WHAT THE EXERCISE ASKS:
Report only the number of lines holding "selected".
-- Start of RECORDS FOR THE TASK --
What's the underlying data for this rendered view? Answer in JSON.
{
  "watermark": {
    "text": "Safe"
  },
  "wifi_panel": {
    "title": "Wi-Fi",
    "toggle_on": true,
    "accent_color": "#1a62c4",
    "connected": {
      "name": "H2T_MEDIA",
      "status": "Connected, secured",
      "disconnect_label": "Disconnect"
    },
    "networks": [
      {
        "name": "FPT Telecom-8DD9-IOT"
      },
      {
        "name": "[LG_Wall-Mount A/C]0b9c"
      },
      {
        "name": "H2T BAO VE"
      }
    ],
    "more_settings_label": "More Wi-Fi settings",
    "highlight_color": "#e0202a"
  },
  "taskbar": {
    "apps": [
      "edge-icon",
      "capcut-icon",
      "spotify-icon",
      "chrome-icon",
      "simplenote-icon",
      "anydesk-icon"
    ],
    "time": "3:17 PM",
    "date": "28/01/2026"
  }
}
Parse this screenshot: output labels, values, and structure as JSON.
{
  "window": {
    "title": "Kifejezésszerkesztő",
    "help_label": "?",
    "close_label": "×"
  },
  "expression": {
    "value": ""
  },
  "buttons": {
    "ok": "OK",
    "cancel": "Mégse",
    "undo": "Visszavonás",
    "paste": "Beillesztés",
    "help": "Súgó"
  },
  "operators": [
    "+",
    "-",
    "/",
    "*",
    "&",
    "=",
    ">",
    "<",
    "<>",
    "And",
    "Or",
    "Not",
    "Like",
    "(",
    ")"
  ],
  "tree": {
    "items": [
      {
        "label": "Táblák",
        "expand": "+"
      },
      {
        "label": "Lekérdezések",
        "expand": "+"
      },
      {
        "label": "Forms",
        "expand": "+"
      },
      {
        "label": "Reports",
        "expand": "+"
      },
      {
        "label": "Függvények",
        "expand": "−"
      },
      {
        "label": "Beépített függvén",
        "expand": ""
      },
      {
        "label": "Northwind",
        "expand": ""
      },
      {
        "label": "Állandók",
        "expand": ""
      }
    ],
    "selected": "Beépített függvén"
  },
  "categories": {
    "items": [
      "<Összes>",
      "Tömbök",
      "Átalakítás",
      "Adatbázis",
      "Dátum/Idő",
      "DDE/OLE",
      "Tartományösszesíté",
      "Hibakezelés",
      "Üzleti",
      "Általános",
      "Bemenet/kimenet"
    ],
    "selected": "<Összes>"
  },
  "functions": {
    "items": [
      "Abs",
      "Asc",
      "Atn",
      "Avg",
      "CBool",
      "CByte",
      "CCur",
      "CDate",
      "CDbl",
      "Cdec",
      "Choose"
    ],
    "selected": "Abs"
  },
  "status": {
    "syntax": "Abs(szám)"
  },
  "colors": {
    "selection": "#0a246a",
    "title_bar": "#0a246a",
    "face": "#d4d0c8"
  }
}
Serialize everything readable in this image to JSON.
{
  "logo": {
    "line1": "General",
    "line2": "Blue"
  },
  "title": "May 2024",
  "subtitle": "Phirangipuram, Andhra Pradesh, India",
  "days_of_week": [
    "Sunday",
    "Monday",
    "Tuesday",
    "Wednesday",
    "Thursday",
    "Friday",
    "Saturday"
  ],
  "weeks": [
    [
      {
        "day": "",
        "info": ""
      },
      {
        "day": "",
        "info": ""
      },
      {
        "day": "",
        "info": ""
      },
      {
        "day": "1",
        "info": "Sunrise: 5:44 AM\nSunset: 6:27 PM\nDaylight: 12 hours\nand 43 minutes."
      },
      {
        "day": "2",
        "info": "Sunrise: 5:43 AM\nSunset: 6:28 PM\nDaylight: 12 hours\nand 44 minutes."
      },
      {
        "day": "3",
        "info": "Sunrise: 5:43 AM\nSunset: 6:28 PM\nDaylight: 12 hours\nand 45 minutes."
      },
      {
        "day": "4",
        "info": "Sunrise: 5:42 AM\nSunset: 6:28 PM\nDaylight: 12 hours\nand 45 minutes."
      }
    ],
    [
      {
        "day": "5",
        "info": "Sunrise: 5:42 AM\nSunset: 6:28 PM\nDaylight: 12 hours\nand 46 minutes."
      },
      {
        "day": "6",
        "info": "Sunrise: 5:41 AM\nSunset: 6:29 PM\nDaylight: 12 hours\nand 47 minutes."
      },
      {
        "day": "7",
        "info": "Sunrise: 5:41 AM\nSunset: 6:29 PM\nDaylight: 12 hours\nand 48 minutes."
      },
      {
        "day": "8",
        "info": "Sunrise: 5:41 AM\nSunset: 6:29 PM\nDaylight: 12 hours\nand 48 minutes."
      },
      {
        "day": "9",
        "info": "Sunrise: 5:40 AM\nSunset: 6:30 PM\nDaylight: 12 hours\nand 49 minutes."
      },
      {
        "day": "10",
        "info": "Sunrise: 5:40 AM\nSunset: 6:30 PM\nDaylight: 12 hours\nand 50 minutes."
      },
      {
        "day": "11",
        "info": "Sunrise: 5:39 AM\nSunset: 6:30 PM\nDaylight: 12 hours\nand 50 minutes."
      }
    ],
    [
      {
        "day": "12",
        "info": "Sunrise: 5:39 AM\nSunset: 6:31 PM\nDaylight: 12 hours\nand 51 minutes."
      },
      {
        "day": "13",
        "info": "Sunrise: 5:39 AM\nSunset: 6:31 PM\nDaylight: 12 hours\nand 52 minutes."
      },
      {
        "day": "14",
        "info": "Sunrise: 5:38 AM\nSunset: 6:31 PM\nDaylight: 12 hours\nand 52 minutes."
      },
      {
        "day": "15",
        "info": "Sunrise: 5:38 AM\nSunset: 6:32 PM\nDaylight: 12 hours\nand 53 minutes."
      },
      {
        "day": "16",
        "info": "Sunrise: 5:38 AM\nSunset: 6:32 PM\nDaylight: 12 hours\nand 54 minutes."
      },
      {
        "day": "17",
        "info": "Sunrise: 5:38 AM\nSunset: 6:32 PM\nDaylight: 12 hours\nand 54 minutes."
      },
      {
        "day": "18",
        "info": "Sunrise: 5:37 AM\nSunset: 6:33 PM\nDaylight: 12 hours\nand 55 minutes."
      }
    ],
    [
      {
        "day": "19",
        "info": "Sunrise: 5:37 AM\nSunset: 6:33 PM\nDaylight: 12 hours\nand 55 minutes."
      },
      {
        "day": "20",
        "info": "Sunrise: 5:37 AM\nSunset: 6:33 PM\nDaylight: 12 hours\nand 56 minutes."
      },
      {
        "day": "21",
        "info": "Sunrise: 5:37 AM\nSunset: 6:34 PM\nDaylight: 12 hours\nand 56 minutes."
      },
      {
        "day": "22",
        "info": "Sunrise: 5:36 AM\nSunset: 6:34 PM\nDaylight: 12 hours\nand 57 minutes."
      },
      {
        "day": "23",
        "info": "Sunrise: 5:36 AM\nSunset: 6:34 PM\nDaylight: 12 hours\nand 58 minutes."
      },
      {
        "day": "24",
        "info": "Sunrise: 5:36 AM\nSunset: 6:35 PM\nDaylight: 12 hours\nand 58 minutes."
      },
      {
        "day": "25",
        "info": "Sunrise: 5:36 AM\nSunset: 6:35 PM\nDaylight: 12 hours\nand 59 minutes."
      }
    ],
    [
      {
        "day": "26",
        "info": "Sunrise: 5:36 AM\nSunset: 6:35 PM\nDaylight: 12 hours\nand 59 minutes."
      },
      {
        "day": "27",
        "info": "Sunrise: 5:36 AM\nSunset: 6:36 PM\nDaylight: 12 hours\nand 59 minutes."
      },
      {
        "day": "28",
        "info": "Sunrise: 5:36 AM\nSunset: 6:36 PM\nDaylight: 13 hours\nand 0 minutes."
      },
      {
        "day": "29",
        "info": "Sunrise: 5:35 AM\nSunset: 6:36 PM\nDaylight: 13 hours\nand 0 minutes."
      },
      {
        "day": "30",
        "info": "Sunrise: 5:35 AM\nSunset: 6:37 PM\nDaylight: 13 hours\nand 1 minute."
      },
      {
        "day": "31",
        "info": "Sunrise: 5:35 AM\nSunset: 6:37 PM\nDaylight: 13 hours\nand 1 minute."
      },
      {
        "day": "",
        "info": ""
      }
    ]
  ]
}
-- End of RECORDS FOR THE TASK --
TASK ANSWER:
3